# PROBLEM
The records below must be copied in full; omit the images.

Extracted data entries:
+ + + + + + +

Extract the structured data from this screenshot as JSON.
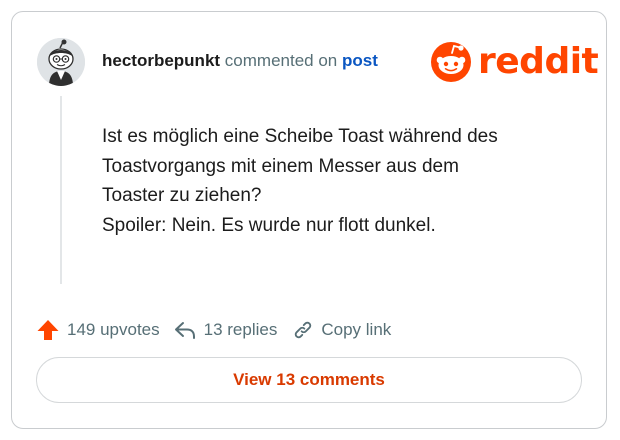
{
  "header": {
    "username": "hectorbepunkt",
    "action_text": "commented on",
    "link_text": "post"
  },
  "brand": {
    "logo_text": "reddit",
    "color": "#ff4500"
  },
  "comment": {
    "lines": [
      "Ist es möglich eine Scheibe Toast während des",
      "Toastvorgangs mit einem Messer aus dem",
      "Toaster zu ziehen?",
      "Spoiler: Nein. Es wurde nur flott dunkel."
    ]
  },
  "actions": {
    "upvotes": "149 upvotes",
    "replies": "13 replies",
    "copy_link": "Copy link"
  },
  "cta": {
    "label": "View 13 comments"
  },
  "icons": {
    "upvote": "upvote-arrow-icon",
    "reply": "reply-arrow-icon",
    "link": "link-icon",
    "logo": "reddit-snoo-icon"
  },
  "colors": {
    "accent": "#ff4500",
    "cta_text": "#d93a00",
    "link": "#0a56c2",
    "muted": "#576f76"
  }
}
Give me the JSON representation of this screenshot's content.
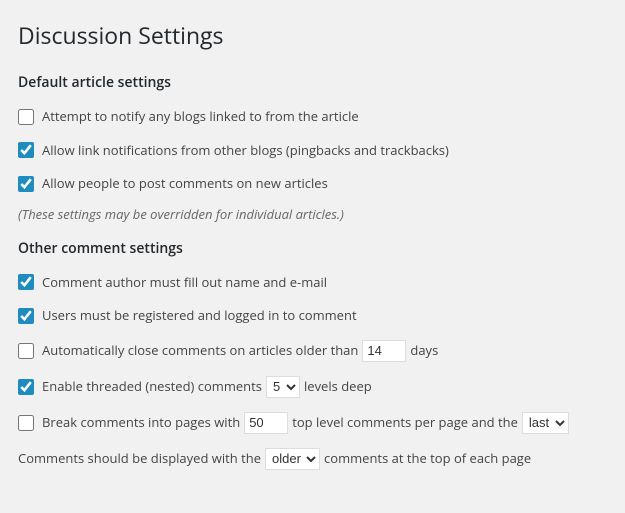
{
  "page_title": "Discussion Settings",
  "section1": {
    "title": "Default article settings",
    "opt_notify": {
      "checked": false,
      "label": "Attempt to notify any blogs linked to from the article"
    },
    "opt_pingback": {
      "checked": true,
      "label": "Allow link notifications from other blogs (pingbacks and trackbacks)"
    },
    "opt_allow_comments": {
      "checked": true,
      "label": "Allow people to post comments on new articles"
    },
    "note": "(These settings may be overridden for individual articles.)"
  },
  "section2": {
    "title": "Other comment settings",
    "opt_name_email": {
      "checked": true,
      "label": "Comment author must fill out name and e-mail"
    },
    "opt_registered": {
      "checked": true,
      "label": "Users must be registered and logged in to comment"
    },
    "opt_auto_close": {
      "checked": false,
      "label_before": "Automatically close comments on articles older than",
      "value": "14",
      "label_after": "days"
    },
    "opt_threaded": {
      "checked": true,
      "label_before": "Enable threaded (nested) comments",
      "value": "5",
      "label_after": "levels deep"
    },
    "opt_paginate": {
      "checked": false,
      "label_a": "Break comments into pages with",
      "per_page": "50",
      "label_b": "top level comments per page and the",
      "default_page": "last",
      "label_c": ""
    },
    "opt_order": {
      "label_a": "Comments should be displayed with the",
      "order": "older",
      "label_b": "comments at the top of each page"
    }
  }
}
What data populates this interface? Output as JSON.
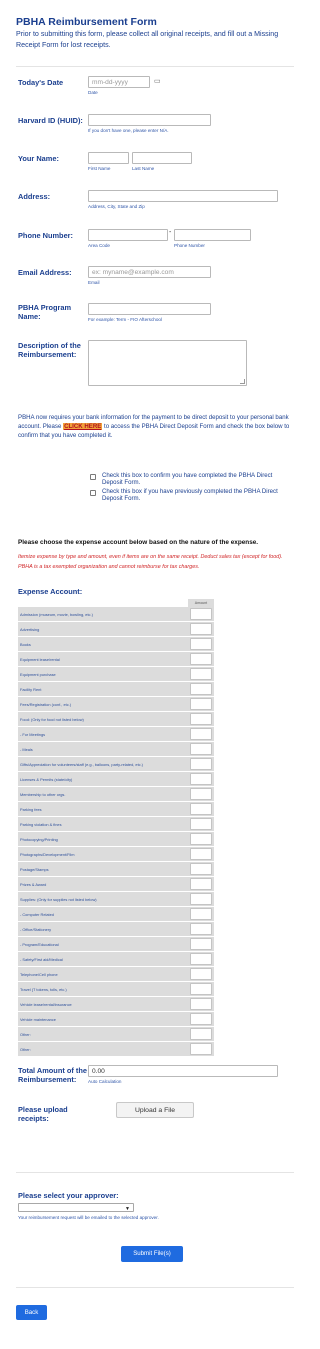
{
  "form": {
    "title": "PBHA Reimbursement Form",
    "intro": "Prior to submitting this form, please collect all original receipts, and fill out a Missing Receipt Form for lost receipts."
  },
  "date": {
    "label": "Today's Date",
    "placeholder": "mm-dd-yyyy",
    "sub": "Date"
  },
  "huid": {
    "label": "Harvard ID (HUID):",
    "sub": "If you don't have one, please enter N/A."
  },
  "name": {
    "label": "Your Name:",
    "first_sub": "First Name",
    "last_sub": "Last Name"
  },
  "address": {
    "label": "Address:",
    "sub": "Address, City, State and Zip"
  },
  "phone": {
    "label": "Phone Number:",
    "dash": "-",
    "area_sub": "Area Code",
    "number_sub": "Phone Number"
  },
  "email": {
    "label": "Email Address:",
    "placeholder": "ex: myname@example.com",
    "sub": "Email"
  },
  "program": {
    "label_line1": "PBHA Program",
    "label_line2": "Name:",
    "sub": "For example: Term - FIO Afterschool"
  },
  "description": {
    "label_line1": "Description of the",
    "label_line2": "Reimbursement:"
  },
  "bank": {
    "text_before": "PBHA now requires your bank information for the payment to be direct deposit to your personal bank account.  Please ",
    "link": "CLICK HERE",
    "text_after": " to access the PBHA Direct Deposit Form and check the box below to confirm that you have completed it.",
    "checkbox1": "Check this box to confirm you have completed the PBHA Direct Deposit Form.",
    "checkbox2": "Check this box if you have previously completed the PBHA Direct Deposit Form."
  },
  "expense_intro": {
    "heading": "Please choose the expense account below based on the nature of the expense.",
    "note": "Itemize expense by type and amount, even if items are on the same receipt.  Deduct sales tax (except for food).  PBHA is a tax exempted organization and cannot reimburse for tax charges."
  },
  "expense": {
    "label": "Expense Account:",
    "amount_header": "Amount",
    "rows": [
      "Admission (museum, movie, bowling, etc.)",
      "Advertising",
      "Books",
      "Equipment lease/rental",
      "Equipment purchase",
      "Facility Rent",
      "Fees/Registration (conf., etc.)",
      "Food: (Only for food not listed below)",
      "- For Meetings",
      "- Meals",
      "Gifts/Appreciation for volunteers/staff (e.g., balloons, party-related, etc.)",
      "Licenses & Permits (state/city)",
      "Membership to other orgs.",
      "Parking fees",
      "Parking violation & fines",
      "Photocopying/Printing",
      "Photographs/Development/Film",
      "Postage/Stamps",
      "Prizes & Award",
      "Supplies: (Only for supplies not listed below)",
      "- Computer Related",
      "- Office/Stationery",
      "- Program/Educational",
      "- Safety/First aid/Medical",
      "Telephone/Cell phone",
      "Travel (T tokens, tolls, etc.)",
      "Vehicle lease/rental/insurance",
      "Vehicle maintenance",
      "Other:",
      "Other:"
    ]
  },
  "total": {
    "label_line1": "Total Amount of the",
    "label_line2": "Reimbursement:",
    "value": "0.00",
    "sub": "Auto Calculation"
  },
  "upload": {
    "label_line1": "Please upload",
    "label_line2": "receipts:",
    "button": "Upload a File"
  },
  "approver": {
    "label": "Please select your approver:",
    "selected": "",
    "sub": "Your reimbursement request will be emailed to the selected approver."
  },
  "buttons": {
    "submit": "Submit File(s)",
    "back": "Back"
  }
}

+ + + + + + +

# RESULT OF THIS TASK
Extract the structured data from this screenshot as JSON.
{
  "header": {
    "username": "hectorbepunkt",
    "action_text": "commented on",
    "link_text": "post"
  },
  "brand": {
    "logo_text": "reddit",
    "color": "#ff4500"
  },
  "comment": {
    "lines": [
      "Ist es möglich eine Scheibe Toast während des",
      "Toastvorgangs mit einem Messer aus dem",
      "Toaster zu ziehen?",
      "Spoiler: Nein. Es wurde nur flott dunkel."
    ]
  },
  "actions": {
    "upvotes": "149 upvotes",
    "replies": "13 replies",
    "copy_link": "Copy link"
  },
  "cta": {
    "label": "View 13 comments"
  },
  "icons": {
    "upvote": "upvote-arrow-icon",
    "reply": "reply-arrow-icon",
    "link": "link-icon",
    "logo": "reddit-snoo-icon"
  },
  "colors": {
    "accent": "#ff4500",
    "cta_text": "#d93a00",
    "link": "#0a56c2",
    "muted": "#576f76"
  }
}
Give me the JSON representation of this screenshot's content.
{
  "page_title": "Discussion Settings",
  "section1": {
    "title": "Default article settings",
    "opt_notify": {
      "checked": false,
      "label": "Attempt to notify any blogs linked to from the article"
    },
    "opt_pingback": {
      "checked": true,
      "label": "Allow link notifications from other blogs (pingbacks and trackbacks)"
    },
    "opt_allow_comments": {
      "checked": true,
      "label": "Allow people to post comments on new articles"
    },
    "note": "(These settings may be overridden for individual articles.)"
  },
  "section2": {
    "title": "Other comment settings",
    "opt_name_email": {
      "checked": true,
      "label": "Comment author must fill out name and e-mail"
    },
    "opt_registered": {
      "checked": true,
      "label": "Users must be registered and logged in to comment"
    },
    "opt_auto_close": {
      "checked": false,
      "label_before": "Automatically close comments on articles older than",
      "value": "14",
      "label_after": "days"
    },
    "opt_threaded": {
      "checked": true,
      "label_before": "Enable threaded (nested) comments",
      "value": "5",
      "label_after": "levels deep"
    },
    "opt_paginate": {
      "checked": false,
      "label_a": "Break comments into pages with",
      "per_page": "50",
      "label_b": "top level comments per page and the",
      "default_page": "last",
      "label_c": ""
    },
    "opt_order": {
      "label_a": "Comments should be displayed with the",
      "order": "older",
      "label_b": "comments at the top of each page"
    }
  }
}
What data populates this interface? Output as JSON.
{
  "form": {
    "title": "PBHA Reimbursement Form",
    "intro": "Prior to submitting this form, please collect all original receipts, and fill out a Missing Receipt Form for lost receipts."
  },
  "date": {
    "label": "Today's Date",
    "placeholder": "mm-dd-yyyy",
    "sub": "Date"
  },
  "huid": {
    "label": "Harvard ID (HUID):",
    "sub": "If you don't have one, please enter N/A."
  },
  "name": {
    "label": "Your Name:",
    "first_sub": "First Name",
    "last_sub": "Last Name"
  },
  "address": {
    "label": "Address:",
    "sub": "Address, City, State and Zip"
  },
  "phone": {
    "label": "Phone Number:",
    "dash": "-",
    "area_sub": "Area Code",
    "number_sub": "Phone Number"
  },
  "email": {
    "label": "Email Address:",
    "placeholder": "ex: myname@example.com",
    "sub": "Email"
  },
  "program": {
    "label_line1": "PBHA Program",
    "label_line2": "Name:",
    "sub": "For example: Term - FIO Afterschool"
  },
  "description": {
    "label_line1": "Description of the",
    "label_line2": "Reimbursement:"
  },
  "bank": {
    "text_before": "PBHA now requires your bank information for the payment to be direct deposit to your personal bank account.  Please ",
    "link": "CLICK HERE",
    "text_after": " to access the PBHA Direct Deposit Form and check the box below to confirm that you have completed it.",
    "checkbox1": "Check this box to confirm you have completed the PBHA Direct Deposit Form.",
    "checkbox2": "Check this box if you have previously completed the PBHA Direct Deposit Form."
  },
  "expense_intro": {
    "heading": "Please choose the expense account below based on the nature of the expense.",
    "note": "Itemize expense by type and amount, even if items are on the same receipt.  Deduct sales tax (except for food).  PBHA is a tax exempted organization and cannot reimburse for tax charges."
  },
  "expense": {
    "label": "Expense Account:",
    "amount_header": "Amount",
    "rows": [
      "Admission (museum, movie, bowling, etc.)",
      "Advertising",
      "Books",
      "Equipment lease/rental",
      "Equipment purchase",
      "Facility Rent",
      "Fees/Registration (conf., etc.)",
      "Food: (Only for food not listed below)",
      "- For Meetings",
      "- Meals",
      "Gifts/Appreciation for volunteers/staff (e.g., balloons, party-related, etc.)",
      "Licenses & Permits (state/city)",
      "Membership to other orgs.",
      "Parking fees",
      "Parking violation & fines",
      "Photocopying/Printing",
      "Photographs/Development/Film",
      "Postage/Stamps",
      "Prizes & Award",
      "Supplies: (Only for supplies not listed below)",
      "- Computer Related",
      "- Office/Stationery",
      "- Program/Educational",
      "- Safety/First aid/Medical",
      "Telephone/Cell phone",
      "Travel (T tokens, tolls, etc.)",
      "Vehicle lease/rental/insurance",
      "Vehicle maintenance",
      "Other:",
      "Other:"
    ]
  },
  "total": {
    "label_line1": "Total Amount of the",
    "label_line2": "Reimbursement:",
    "value": "0.00",
    "sub": "Auto Calculation"
  },
  "upload": {
    "label_line1": "Please upload",
    "label_line2": "receipts:",
    "button": "Upload a File"
  },
  "approver": {
    "label": "Please select your approver:",
    "selected": "",
    "sub": "Your reimbursement request will be emailed to the selected approver."
  },
  "buttons": {
    "submit": "Submit File(s)",
    "back": "Back"
  }
}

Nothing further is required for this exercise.